>> Begin
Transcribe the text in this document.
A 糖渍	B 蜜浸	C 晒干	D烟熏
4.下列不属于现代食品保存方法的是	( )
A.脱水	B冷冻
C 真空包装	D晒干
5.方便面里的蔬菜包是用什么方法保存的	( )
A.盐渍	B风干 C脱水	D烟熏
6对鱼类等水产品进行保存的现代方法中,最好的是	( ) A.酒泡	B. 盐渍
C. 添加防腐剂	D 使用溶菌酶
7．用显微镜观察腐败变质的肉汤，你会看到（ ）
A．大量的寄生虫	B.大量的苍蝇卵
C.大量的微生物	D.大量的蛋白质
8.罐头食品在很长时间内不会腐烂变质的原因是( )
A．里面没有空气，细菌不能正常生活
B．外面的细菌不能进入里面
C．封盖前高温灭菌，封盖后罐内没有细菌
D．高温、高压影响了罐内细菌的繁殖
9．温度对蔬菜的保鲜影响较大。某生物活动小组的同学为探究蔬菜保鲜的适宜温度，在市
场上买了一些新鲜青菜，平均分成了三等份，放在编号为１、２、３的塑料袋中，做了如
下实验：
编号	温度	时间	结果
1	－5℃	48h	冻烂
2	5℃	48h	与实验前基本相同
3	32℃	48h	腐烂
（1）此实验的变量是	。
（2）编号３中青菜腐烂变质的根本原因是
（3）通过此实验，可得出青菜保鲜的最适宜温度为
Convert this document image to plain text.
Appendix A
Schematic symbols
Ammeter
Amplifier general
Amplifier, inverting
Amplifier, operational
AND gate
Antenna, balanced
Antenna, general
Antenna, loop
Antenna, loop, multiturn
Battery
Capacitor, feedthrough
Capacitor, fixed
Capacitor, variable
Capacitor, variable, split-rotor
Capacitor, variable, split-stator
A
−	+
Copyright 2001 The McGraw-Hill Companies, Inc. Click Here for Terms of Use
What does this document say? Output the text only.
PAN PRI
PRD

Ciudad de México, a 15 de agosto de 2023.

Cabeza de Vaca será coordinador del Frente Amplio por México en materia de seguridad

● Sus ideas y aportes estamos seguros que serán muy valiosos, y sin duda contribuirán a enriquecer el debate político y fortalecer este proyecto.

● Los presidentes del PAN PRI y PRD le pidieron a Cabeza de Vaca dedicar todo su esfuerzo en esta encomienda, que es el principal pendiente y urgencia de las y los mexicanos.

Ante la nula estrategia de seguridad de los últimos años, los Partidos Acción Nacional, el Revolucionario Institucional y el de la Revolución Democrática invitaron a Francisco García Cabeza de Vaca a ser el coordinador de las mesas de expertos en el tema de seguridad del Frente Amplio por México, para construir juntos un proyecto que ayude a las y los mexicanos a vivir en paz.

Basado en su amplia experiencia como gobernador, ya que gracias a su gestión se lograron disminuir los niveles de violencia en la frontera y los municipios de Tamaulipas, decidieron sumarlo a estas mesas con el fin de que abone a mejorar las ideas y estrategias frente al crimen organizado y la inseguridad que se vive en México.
>> End
>> Begin
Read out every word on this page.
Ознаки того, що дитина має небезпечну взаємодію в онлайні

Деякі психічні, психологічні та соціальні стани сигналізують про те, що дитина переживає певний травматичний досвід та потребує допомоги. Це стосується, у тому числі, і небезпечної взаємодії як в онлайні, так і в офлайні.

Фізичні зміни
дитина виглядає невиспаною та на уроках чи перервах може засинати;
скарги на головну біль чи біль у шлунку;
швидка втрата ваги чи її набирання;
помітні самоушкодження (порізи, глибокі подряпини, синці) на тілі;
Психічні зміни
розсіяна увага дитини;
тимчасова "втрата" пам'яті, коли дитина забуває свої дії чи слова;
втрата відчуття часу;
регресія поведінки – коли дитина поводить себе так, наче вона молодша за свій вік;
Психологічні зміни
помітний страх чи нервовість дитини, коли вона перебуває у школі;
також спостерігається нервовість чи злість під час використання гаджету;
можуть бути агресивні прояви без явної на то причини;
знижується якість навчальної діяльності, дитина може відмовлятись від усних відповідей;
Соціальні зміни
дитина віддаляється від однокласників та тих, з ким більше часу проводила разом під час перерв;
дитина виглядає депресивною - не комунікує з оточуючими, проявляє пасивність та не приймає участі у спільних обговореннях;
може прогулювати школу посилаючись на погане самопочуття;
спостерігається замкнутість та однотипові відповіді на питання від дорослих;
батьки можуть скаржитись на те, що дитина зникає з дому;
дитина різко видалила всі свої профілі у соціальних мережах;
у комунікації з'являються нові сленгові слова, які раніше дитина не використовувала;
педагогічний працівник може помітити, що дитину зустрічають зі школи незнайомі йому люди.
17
>> End
What is needed:
Point out every line holding the string "втрата" and copy it.

Solution below:
швидка втрата ваги чи її набирання;
тимчасова "втрата" пам'яті, коли дитина забуває свої дії чи слова;
втрата відчуття часу;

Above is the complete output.